Exactly as written, quote every line that follows, skipping the images.

--- Records about charts and figures ---
>> START
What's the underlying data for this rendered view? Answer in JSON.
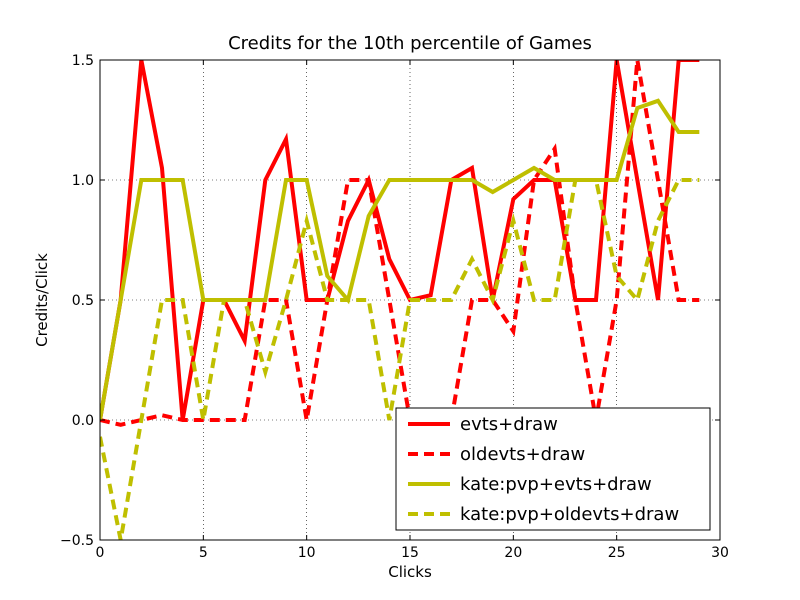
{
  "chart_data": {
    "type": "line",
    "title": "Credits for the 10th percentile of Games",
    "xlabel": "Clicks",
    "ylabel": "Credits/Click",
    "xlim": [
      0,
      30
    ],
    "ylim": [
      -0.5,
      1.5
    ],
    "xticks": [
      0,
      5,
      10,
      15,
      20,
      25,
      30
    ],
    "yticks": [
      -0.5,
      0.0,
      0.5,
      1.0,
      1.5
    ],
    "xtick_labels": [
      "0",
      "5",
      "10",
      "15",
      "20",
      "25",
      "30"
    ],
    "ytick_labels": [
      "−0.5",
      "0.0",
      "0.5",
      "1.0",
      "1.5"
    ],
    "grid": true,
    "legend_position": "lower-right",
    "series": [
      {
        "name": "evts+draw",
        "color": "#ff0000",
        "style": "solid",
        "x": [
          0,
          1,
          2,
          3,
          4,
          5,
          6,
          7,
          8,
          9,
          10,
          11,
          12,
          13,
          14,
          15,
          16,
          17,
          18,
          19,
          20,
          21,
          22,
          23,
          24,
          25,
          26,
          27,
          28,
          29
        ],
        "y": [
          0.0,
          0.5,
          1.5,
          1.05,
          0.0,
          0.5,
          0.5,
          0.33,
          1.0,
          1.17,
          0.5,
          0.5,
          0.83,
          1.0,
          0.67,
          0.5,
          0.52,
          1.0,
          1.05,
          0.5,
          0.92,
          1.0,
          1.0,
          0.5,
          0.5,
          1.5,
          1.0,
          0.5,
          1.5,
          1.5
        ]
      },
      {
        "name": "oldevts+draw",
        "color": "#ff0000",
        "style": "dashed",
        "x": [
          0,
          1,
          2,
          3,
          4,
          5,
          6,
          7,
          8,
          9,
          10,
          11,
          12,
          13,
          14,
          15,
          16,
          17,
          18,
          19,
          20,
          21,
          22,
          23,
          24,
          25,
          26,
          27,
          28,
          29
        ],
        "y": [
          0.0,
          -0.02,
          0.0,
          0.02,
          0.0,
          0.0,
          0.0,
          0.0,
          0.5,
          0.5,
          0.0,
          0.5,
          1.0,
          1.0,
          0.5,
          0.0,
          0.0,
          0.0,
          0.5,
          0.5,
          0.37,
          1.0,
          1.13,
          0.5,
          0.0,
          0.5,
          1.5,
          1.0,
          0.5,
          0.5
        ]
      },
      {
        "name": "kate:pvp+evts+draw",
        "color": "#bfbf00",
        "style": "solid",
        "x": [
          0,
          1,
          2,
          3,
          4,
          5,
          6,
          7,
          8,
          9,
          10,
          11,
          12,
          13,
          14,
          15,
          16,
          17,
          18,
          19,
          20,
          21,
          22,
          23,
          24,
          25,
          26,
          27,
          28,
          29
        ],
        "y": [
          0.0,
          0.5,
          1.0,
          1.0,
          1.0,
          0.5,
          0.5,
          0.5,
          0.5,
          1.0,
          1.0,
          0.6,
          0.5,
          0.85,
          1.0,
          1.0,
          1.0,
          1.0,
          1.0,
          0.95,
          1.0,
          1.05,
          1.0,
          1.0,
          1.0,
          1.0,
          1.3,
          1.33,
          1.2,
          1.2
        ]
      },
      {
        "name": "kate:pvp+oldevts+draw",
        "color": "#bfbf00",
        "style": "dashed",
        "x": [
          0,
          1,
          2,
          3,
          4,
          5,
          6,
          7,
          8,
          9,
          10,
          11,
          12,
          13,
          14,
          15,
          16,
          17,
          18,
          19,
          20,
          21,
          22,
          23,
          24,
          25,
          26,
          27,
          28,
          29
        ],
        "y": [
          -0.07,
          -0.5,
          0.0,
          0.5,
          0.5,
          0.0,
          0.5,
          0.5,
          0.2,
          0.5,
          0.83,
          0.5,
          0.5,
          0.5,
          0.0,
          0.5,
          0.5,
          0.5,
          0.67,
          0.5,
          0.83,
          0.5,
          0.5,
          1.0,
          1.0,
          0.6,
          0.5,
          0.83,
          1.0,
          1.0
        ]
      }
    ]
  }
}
>> END
--- REPLY ---
What's the underlying data for this rendered view? Answer in JSON.
{
  "chart_data": {
    "type": "line",
    "title": "Credits for the 10th percentile of Games",
    "xlabel": "Clicks",
    "ylabel": "Credits/Click",
    "xlim": [
      0,
      30
    ],
    "ylim": [
      -0.5,
      1.5
    ],
    "xticks": [
      0,
      5,
      10,
      15,
      20,
      25,
      30
    ],
    "yticks": [
      -0.5,
      0.0,
      0.5,
      1.0,
      1.5
    ],
    "xtick_labels": [
      "0",
      "5",
      "10",
      "15",
      "20",
      "25",
      "30"
    ],
    "ytick_labels": [
      "−0.5",
      "0.0",
      "0.5",
      "1.0",
      "1.5"
    ],
    "grid": true,
    "legend_position": "lower-right",
    "series": [
      {
        "name": "evts+draw",
        "color": "#ff0000",
        "style": "solid",
        "x": [
          0,
          1,
          2,
          3,
          4,
          5,
          6,
          7,
          8,
          9,
          10,
          11,
          12,
          13,
          14,
          15,
          16,
          17,
          18,
          19,
          20,
          21,
          22,
          23,
          24,
          25,
          26,
          27,
          28,
          29
        ],
        "y": [
          0.0,
          0.5,
          1.5,
          1.05,
          0.0,
          0.5,
          0.5,
          0.33,
          1.0,
          1.17,
          0.5,
          0.5,
          0.83,
          1.0,
          0.67,
          0.5,
          0.52,
          1.0,
          1.05,
          0.5,
          0.92,
          1.0,
          1.0,
          0.5,
          0.5,
          1.5,
          1.0,
          0.5,
          1.5,
          1.5
        ]
      },
      {
        "name": "oldevts+draw",
        "color": "#ff0000",
        "style": "dashed",
        "x": [
          0,
          1,
          2,
          3,
          4,
          5,
          6,
          7,
          8,
          9,
          10,
          11,
          12,
          13,
          14,
          15,
          16,
          17,
          18,
          19,
          20,
          21,
          22,
          23,
          24,
          25,
          26,
          27,
          28,
          29
        ],
        "y": [
          0.0,
          -0.02,
          0.0,
          0.02,
          0.0,
          0.0,
          0.0,
          0.0,
          0.5,
          0.5,
          0.0,
          0.5,
          1.0,
          1.0,
          0.5,
          0.0,
          0.0,
          0.0,
          0.5,
          0.5,
          0.37,
          1.0,
          1.13,
          0.5,
          0.0,
          0.5,
          1.5,
          1.0,
          0.5,
          0.5
        ]
      },
      {
        "name": "kate:pvp+evts+draw",
        "color": "#bfbf00",
        "style": "solid",
        "x": [
          0,
          1,
          2,
          3,
          4,
          5,
          6,
          7,
          8,
          9,
          10,
          11,
          12,
          13,
          14,
          15,
          16,
          17,
          18,
          19,
          20,
          21,
          22,
          23,
          24,
          25,
          26,
          27,
          28,
          29
        ],
        "y": [
          0.0,
          0.5,
          1.0,
          1.0,
          1.0,
          0.5,
          0.5,
          0.5,
          0.5,
          1.0,
          1.0,
          0.6,
          0.5,
          0.85,
          1.0,
          1.0,
          1.0,
          1.0,
          1.0,
          0.95,
          1.0,
          1.05,
          1.0,
          1.0,
          1.0,
          1.0,
          1.3,
          1.33,
          1.2,
          1.2
        ]
      },
      {
        "name": "kate:pvp+oldevts+draw",
        "color": "#bfbf00",
        "style": "dashed",
        "x": [
          0,
          1,
          2,
          3,
          4,
          5,
          6,
          7,
          8,
          9,
          10,
          11,
          12,
          13,
          14,
          15,
          16,
          17,
          18,
          19,
          20,
          21,
          22,
          23,
          24,
          25,
          26,
          27,
          28,
          29
        ],
        "y": [
          -0.07,
          -0.5,
          0.0,
          0.5,
          0.5,
          0.0,
          0.5,
          0.5,
          0.2,
          0.5,
          0.83,
          0.5,
          0.5,
          0.5,
          0.0,
          0.5,
          0.5,
          0.5,
          0.67,
          0.5,
          0.83,
          0.5,
          0.5,
          1.0,
          1.0,
          0.6,
          0.5,
          0.83,
          1.0,
          1.0
        ]
      }
    ]
  }
}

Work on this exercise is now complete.